* **PROBLEM STATEMENT**: An exact copy of the records is required, minus the pictures they hold.

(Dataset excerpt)

----

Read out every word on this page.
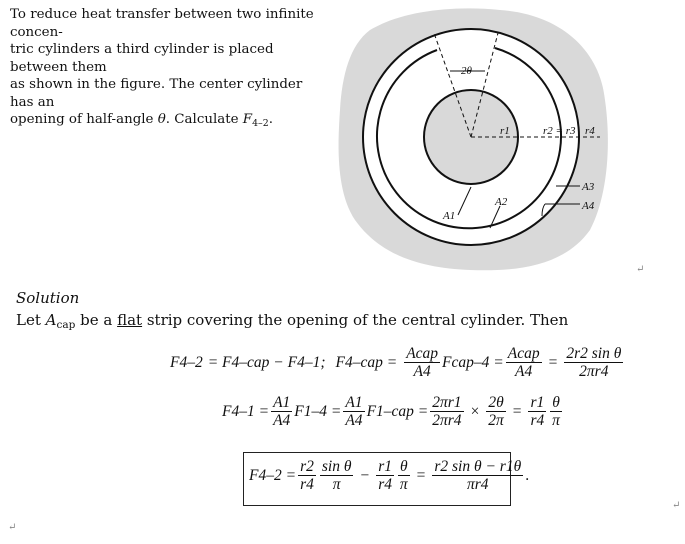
To reduce heat transfer between two infinite concen-
tric cylinders a third cylinder is placed between them
as shown in the figure. The center cylinder has an
opening of half-angle θ. Calculate $F_{4-2}$.
2θ
r1	r2 = r3 r4
A1
A2
A3
A4
↵
Solution
Let $A_{cap}$ be a flat strip covering the opening of the central cylinder. Then
F4–2 = F4–cap − F4–1; F4–cap = Acap
A4
Fcap–4 = Acap
A4
= $\frac{\text{2r2 sin θ}}{2\pi r4}$
$F4-1 = \frac{A1}{A4} F1-4 = \frac{A1}{A4} F1-cap = \frac{2\pi r1}{2\pi r4} \times \frac{2\theta}{2\pi} = \frac{r1}{r4}$ θ
π
$F4-2 = \frac{r2}{r4}$ sin θ
π
− $\frac{r1}{r4} \frac{\theta}{\pi} = \frac{\text{r2 sin θ − r1θ}}{\pi r4}$ .
↵
↵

----

* **PROBLEM SOLUTION**:
Read out every word on this page.
To reduce heat transfer between two infinite concen-
tric cylinders a third cylinder is placed between them
as shown in the figure. The center cylinder has an
opening of half-angle θ. Calculate $F_{4-2}$.
2θ
r1	r2 = r3 r4
A1
A2
A3
A4
↵
Solution
Let $A_{cap}$ be a flat strip covering the opening of the central cylinder. Then
F4–2 = F4–cap − F4–1; F4–cap = Acap
A4
Fcap–4 = Acap
A4
= $\frac{\text{2r2 sin θ}}{2\pi r4}$
$F4-1 = \frac{A1}{A4} F1-4 = \frac{A1}{A4} F1-cap = \frac{2\pi r1}{2\pi r4} \times \frac{2\theta}{2\pi} = \frac{r1}{r4}$ θ
π
$F4-2 = \frac{r2}{r4}$ sin θ
π
− $\frac{r1}{r4} \frac{\theta}{\pi} = \frac{\text{r2 sin θ − r1θ}}{\pi r4}$ .
↵
↵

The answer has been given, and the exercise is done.